Written exercise: Quote the entries word for word. Omit the pictures.

++++ Source records

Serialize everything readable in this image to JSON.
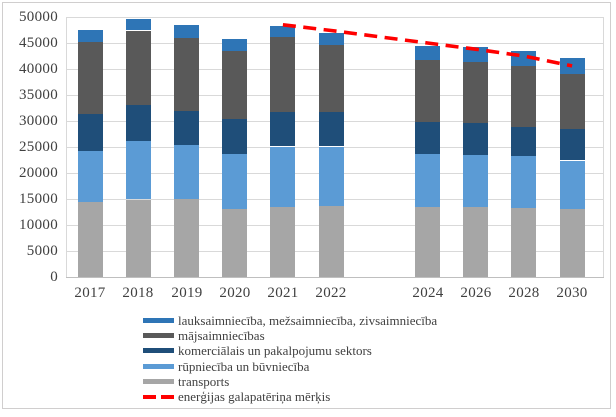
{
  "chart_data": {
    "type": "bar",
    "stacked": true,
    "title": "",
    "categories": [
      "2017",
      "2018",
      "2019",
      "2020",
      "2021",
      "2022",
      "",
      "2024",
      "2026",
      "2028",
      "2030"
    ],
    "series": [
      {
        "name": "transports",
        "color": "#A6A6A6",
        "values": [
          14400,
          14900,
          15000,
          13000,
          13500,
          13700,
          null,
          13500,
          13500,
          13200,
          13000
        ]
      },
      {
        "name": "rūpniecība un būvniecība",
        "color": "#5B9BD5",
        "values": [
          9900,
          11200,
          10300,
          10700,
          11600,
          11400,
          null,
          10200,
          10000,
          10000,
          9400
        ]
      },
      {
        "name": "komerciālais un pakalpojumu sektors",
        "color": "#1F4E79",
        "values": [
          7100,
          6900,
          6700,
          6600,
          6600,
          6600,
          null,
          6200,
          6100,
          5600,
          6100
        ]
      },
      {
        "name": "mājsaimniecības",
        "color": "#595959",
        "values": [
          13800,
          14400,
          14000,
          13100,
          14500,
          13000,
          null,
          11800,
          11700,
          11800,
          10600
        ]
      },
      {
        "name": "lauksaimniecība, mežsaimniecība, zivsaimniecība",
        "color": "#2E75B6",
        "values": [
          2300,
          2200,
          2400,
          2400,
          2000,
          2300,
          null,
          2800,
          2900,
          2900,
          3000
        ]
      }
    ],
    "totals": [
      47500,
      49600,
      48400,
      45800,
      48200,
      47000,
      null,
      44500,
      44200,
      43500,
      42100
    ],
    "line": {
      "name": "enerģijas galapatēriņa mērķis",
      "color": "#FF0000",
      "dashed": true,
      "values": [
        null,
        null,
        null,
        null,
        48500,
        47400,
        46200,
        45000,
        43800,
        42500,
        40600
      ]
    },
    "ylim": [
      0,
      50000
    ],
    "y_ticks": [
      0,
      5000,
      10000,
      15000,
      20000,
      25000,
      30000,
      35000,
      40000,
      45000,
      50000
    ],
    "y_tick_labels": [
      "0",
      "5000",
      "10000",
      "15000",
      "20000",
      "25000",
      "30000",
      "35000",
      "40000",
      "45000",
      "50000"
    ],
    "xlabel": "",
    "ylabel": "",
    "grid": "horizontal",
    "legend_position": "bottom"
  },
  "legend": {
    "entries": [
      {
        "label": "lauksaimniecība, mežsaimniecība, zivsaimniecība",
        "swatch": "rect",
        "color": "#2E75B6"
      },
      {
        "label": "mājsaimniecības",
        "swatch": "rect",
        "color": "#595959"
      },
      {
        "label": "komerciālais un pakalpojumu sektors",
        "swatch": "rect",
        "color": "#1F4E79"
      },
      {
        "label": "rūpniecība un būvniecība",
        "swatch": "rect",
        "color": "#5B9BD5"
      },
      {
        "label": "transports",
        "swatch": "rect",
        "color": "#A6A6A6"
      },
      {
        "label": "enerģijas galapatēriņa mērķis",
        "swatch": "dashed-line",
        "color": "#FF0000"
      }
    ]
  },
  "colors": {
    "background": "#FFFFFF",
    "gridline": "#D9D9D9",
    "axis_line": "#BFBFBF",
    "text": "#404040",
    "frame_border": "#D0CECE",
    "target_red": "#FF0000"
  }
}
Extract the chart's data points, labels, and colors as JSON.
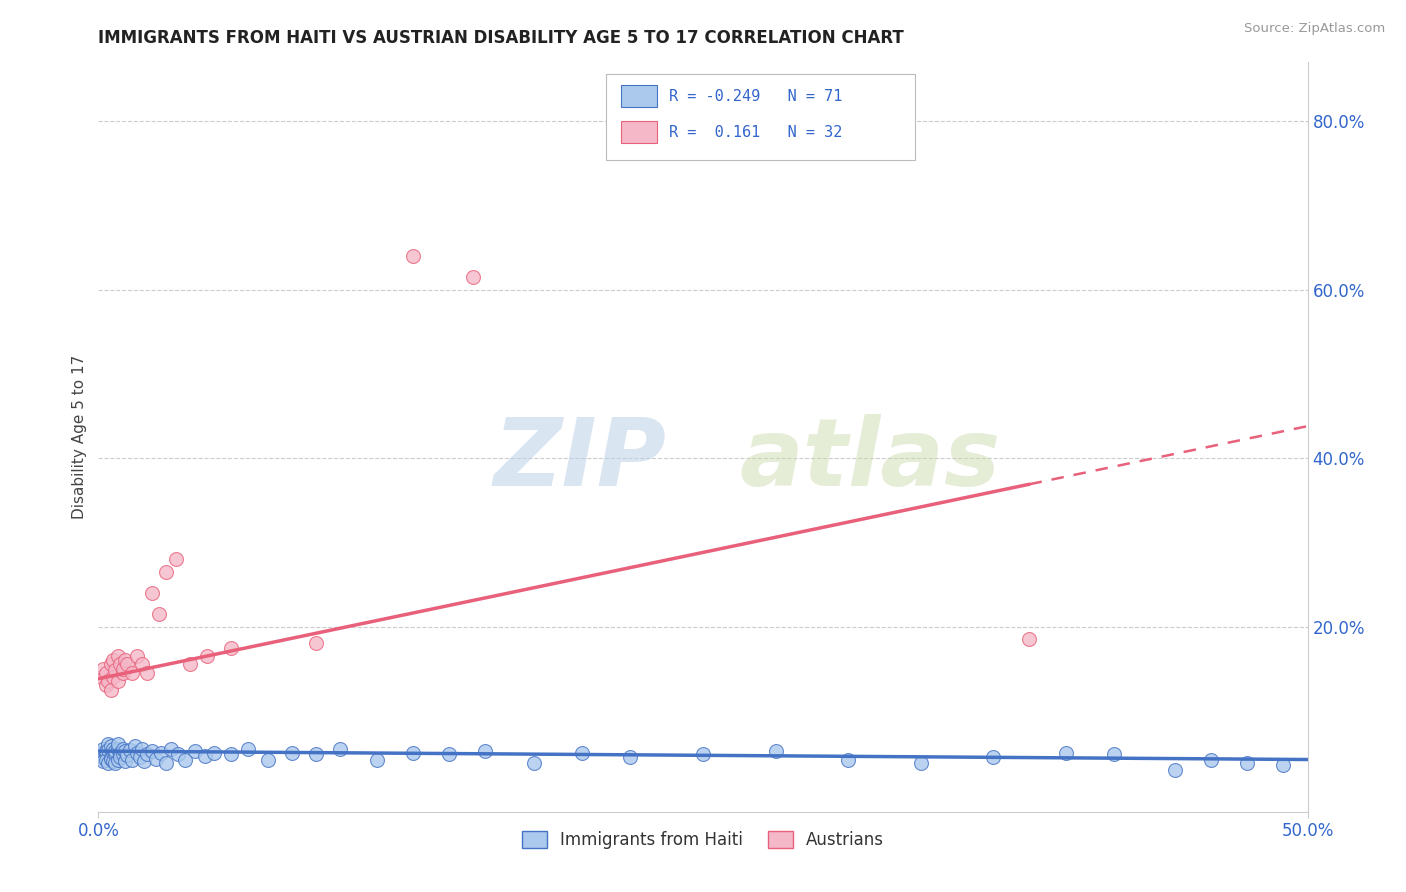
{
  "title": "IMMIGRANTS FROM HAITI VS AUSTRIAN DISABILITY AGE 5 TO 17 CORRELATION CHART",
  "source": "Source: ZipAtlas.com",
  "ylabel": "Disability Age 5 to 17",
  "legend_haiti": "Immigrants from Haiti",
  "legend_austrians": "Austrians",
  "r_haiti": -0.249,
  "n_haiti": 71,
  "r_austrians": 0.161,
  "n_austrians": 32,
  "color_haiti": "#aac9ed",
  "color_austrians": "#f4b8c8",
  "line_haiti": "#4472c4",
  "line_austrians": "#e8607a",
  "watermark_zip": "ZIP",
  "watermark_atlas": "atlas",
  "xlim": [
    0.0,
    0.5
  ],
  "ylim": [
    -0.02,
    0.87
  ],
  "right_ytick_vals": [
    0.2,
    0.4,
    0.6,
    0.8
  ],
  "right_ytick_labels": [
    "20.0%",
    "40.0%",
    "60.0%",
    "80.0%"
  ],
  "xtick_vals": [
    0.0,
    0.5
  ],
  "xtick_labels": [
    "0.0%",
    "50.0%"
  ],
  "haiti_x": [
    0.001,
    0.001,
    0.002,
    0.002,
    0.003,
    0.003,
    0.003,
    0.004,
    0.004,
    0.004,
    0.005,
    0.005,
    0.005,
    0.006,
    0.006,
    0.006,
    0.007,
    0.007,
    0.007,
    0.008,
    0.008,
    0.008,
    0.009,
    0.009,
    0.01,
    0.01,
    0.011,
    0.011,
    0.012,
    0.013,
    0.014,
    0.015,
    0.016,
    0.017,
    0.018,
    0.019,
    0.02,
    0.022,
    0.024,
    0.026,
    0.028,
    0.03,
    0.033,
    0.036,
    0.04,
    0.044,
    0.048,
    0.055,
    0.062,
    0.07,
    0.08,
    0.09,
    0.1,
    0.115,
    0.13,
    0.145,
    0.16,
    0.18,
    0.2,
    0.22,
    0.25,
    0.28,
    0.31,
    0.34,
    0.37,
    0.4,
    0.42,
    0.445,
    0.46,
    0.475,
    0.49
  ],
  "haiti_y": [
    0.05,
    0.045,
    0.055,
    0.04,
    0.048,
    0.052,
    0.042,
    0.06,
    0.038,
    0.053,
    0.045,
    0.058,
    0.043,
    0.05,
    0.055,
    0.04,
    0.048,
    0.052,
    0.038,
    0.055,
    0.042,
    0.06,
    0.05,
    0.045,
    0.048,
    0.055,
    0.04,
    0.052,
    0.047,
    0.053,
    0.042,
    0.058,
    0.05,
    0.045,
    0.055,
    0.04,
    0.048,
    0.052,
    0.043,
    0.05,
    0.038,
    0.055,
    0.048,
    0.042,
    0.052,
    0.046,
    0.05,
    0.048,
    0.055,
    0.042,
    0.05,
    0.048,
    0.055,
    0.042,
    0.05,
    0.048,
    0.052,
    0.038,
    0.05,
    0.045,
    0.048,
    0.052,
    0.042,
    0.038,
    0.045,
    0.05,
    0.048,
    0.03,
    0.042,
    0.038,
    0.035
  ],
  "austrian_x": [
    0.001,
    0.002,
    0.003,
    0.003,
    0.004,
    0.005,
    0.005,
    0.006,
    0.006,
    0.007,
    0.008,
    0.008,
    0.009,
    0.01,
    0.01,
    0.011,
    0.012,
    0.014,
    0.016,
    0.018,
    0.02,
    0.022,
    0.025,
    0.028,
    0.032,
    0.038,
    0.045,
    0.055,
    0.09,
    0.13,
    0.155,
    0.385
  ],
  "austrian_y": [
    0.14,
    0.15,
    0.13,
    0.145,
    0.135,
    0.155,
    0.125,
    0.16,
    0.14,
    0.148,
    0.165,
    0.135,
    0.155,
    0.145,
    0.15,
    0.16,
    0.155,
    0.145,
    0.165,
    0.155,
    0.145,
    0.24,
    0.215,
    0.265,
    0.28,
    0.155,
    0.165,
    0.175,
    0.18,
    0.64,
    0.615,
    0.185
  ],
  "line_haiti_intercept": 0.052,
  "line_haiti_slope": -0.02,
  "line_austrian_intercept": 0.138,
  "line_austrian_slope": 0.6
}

++++++++

Written response:
Serialize everything readable in this image to JSON.
{
  "chart_data": {
    "type": "bar",
    "stacked": true,
    "title": "",
    "categories": [
      "2017",
      "2018",
      "2019",
      "2020",
      "2021",
      "2022",
      "",
      "2024",
      "2026",
      "2028",
      "2030"
    ],
    "series": [
      {
        "name": "transports",
        "color": "#A6A6A6",
        "values": [
          14400,
          14900,
          15000,
          13000,
          13500,
          13700,
          null,
          13500,
          13500,
          13200,
          13000
        ]
      },
      {
        "name": "rūpniecība un būvniecība",
        "color": "#5B9BD5",
        "values": [
          9900,
          11200,
          10300,
          10700,
          11600,
          11400,
          null,
          10200,
          10000,
          10000,
          9400
        ]
      },
      {
        "name": "komerciālais un pakalpojumu sektors",
        "color": "#1F4E79",
        "values": [
          7100,
          6900,
          6700,
          6600,
          6600,
          6600,
          null,
          6200,
          6100,
          5600,
          6100
        ]
      },
      {
        "name": "mājsaimniecības",
        "color": "#595959",
        "values": [
          13800,
          14400,
          14000,
          13100,
          14500,
          13000,
          null,
          11800,
          11700,
          11800,
          10600
        ]
      },
      {
        "name": "lauksaimniecība, mežsaimniecība, zivsaimniecība",
        "color": "#2E75B6",
        "values": [
          2300,
          2200,
          2400,
          2400,
          2000,
          2300,
          null,
          2800,
          2900,
          2900,
          3000
        ]
      }
    ],
    "totals": [
      47500,
      49600,
      48400,
      45800,
      48200,
      47000,
      null,
      44500,
      44200,
      43500,
      42100
    ],
    "line": {
      "name": "enerģijas galapatēriņa mērķis",
      "color": "#FF0000",
      "dashed": true,
      "values": [
        null,
        null,
        null,
        null,
        48500,
        47400,
        46200,
        45000,
        43800,
        42500,
        40600
      ]
    },
    "ylim": [
      0,
      50000
    ],
    "y_ticks": [
      0,
      5000,
      10000,
      15000,
      20000,
      25000,
      30000,
      35000,
      40000,
      45000,
      50000
    ],
    "y_tick_labels": [
      "0",
      "5000",
      "10000",
      "15000",
      "20000",
      "25000",
      "30000",
      "35000",
      "40000",
      "45000",
      "50000"
    ],
    "xlabel": "",
    "ylabel": "",
    "grid": "horizontal",
    "legend_position": "bottom"
  },
  "legend": {
    "entries": [
      {
        "label": "lauksaimniecība, mežsaimniecība, zivsaimniecība",
        "swatch": "rect",
        "color": "#2E75B6"
      },
      {
        "label": "mājsaimniecības",
        "swatch": "rect",
        "color": "#595959"
      },
      {
        "label": "komerciālais un pakalpojumu sektors",
        "swatch": "rect",
        "color": "#1F4E79"
      },
      {
        "label": "rūpniecība un būvniecība",
        "swatch": "rect",
        "color": "#5B9BD5"
      },
      {
        "label": "transports",
        "swatch": "rect",
        "color": "#A6A6A6"
      },
      {
        "label": "enerģijas galapatēriņa mērķis",
        "swatch": "dashed-line",
        "color": "#FF0000"
      }
    ]
  },
  "colors": {
    "background": "#FFFFFF",
    "gridline": "#D9D9D9",
    "axis_line": "#BFBFBF",
    "text": "#404040",
    "frame_border": "#D0CECE",
    "target_red": "#FF0000"
  }
}
Extract the chart's data points, labels, and colors as JSON.
{
  "title": "IMMIGRANTS FROM HAITI VS AUSTRIAN DISABILITY AGE 5 TO 17 CORRELATION CHART",
  "source": "Source: ZipAtlas.com",
  "ylabel": "Disability Age 5 to 17",
  "legend_haiti": "Immigrants from Haiti",
  "legend_austrians": "Austrians",
  "r_haiti": -0.249,
  "n_haiti": 71,
  "r_austrians": 0.161,
  "n_austrians": 32,
  "color_haiti": "#aac9ed",
  "color_austrians": "#f4b8c8",
  "line_haiti": "#4472c4",
  "line_austrians": "#e8607a",
  "watermark_zip": "ZIP",
  "watermark_atlas": "atlas",
  "xlim": [
    0.0,
    0.5
  ],
  "ylim": [
    -0.02,
    0.87
  ],
  "right_ytick_vals": [
    0.2,
    0.4,
    0.6,
    0.8
  ],
  "right_ytick_labels": [
    "20.0%",
    "40.0%",
    "60.0%",
    "80.0%"
  ],
  "xtick_vals": [
    0.0,
    0.5
  ],
  "xtick_labels": [
    "0.0%",
    "50.0%"
  ],
  "haiti_x": [
    0.001,
    0.001,
    0.002,
    0.002,
    0.003,
    0.003,
    0.003,
    0.004,
    0.004,
    0.004,
    0.005,
    0.005,
    0.005,
    0.006,
    0.006,
    0.006,
    0.007,
    0.007,
    0.007,
    0.008,
    0.008,
    0.008,
    0.009,
    0.009,
    0.01,
    0.01,
    0.011,
    0.011,
    0.012,
    0.013,
    0.014,
    0.015,
    0.016,
    0.017,
    0.018,
    0.019,
    0.02,
    0.022,
    0.024,
    0.026,
    0.028,
    0.03,
    0.033,
    0.036,
    0.04,
    0.044,
    0.048,
    0.055,
    0.062,
    0.07,
    0.08,
    0.09,
    0.1,
    0.115,
    0.13,
    0.145,
    0.16,
    0.18,
    0.2,
    0.22,
    0.25,
    0.28,
    0.31,
    0.34,
    0.37,
    0.4,
    0.42,
    0.445,
    0.46,
    0.475,
    0.49
  ],
  "haiti_y": [
    0.05,
    0.045,
    0.055,
    0.04,
    0.048,
    0.052,
    0.042,
    0.06,
    0.038,
    0.053,
    0.045,
    0.058,
    0.043,
    0.05,
    0.055,
    0.04,
    0.048,
    0.052,
    0.038,
    0.055,
    0.042,
    0.06,
    0.05,
    0.045,
    0.048,
    0.055,
    0.04,
    0.052,
    0.047,
    0.053,
    0.042,
    0.058,
    0.05,
    0.045,
    0.055,
    0.04,
    0.048,
    0.052,
    0.043,
    0.05,
    0.038,
    0.055,
    0.048,
    0.042,
    0.052,
    0.046,
    0.05,
    0.048,
    0.055,
    0.042,
    0.05,
    0.048,
    0.055,
    0.042,
    0.05,
    0.048,
    0.052,
    0.038,
    0.05,
    0.045,
    0.048,
    0.052,
    0.042,
    0.038,
    0.045,
    0.05,
    0.048,
    0.03,
    0.042,
    0.038,
    0.035
  ],
  "austrian_x": [
    0.001,
    0.002,
    0.003,
    0.003,
    0.004,
    0.005,
    0.005,
    0.006,
    0.006,
    0.007,
    0.008,
    0.008,
    0.009,
    0.01,
    0.01,
    0.011,
    0.012,
    0.014,
    0.016,
    0.018,
    0.02,
    0.022,
    0.025,
    0.028,
    0.032,
    0.038,
    0.045,
    0.055,
    0.09,
    0.13,
    0.155,
    0.385
  ],
  "austrian_y": [
    0.14,
    0.15,
    0.13,
    0.145,
    0.135,
    0.155,
    0.125,
    0.16,
    0.14,
    0.148,
    0.165,
    0.135,
    0.155,
    0.145,
    0.15,
    0.16,
    0.155,
    0.145,
    0.165,
    0.155,
    0.145,
    0.24,
    0.215,
    0.265,
    0.28,
    0.155,
    0.165,
    0.175,
    0.18,
    0.64,
    0.615,
    0.185
  ],
  "line_haiti_intercept": 0.052,
  "line_haiti_slope": -0.02,
  "line_austrian_intercept": 0.138,
  "line_austrian_slope": 0.6
}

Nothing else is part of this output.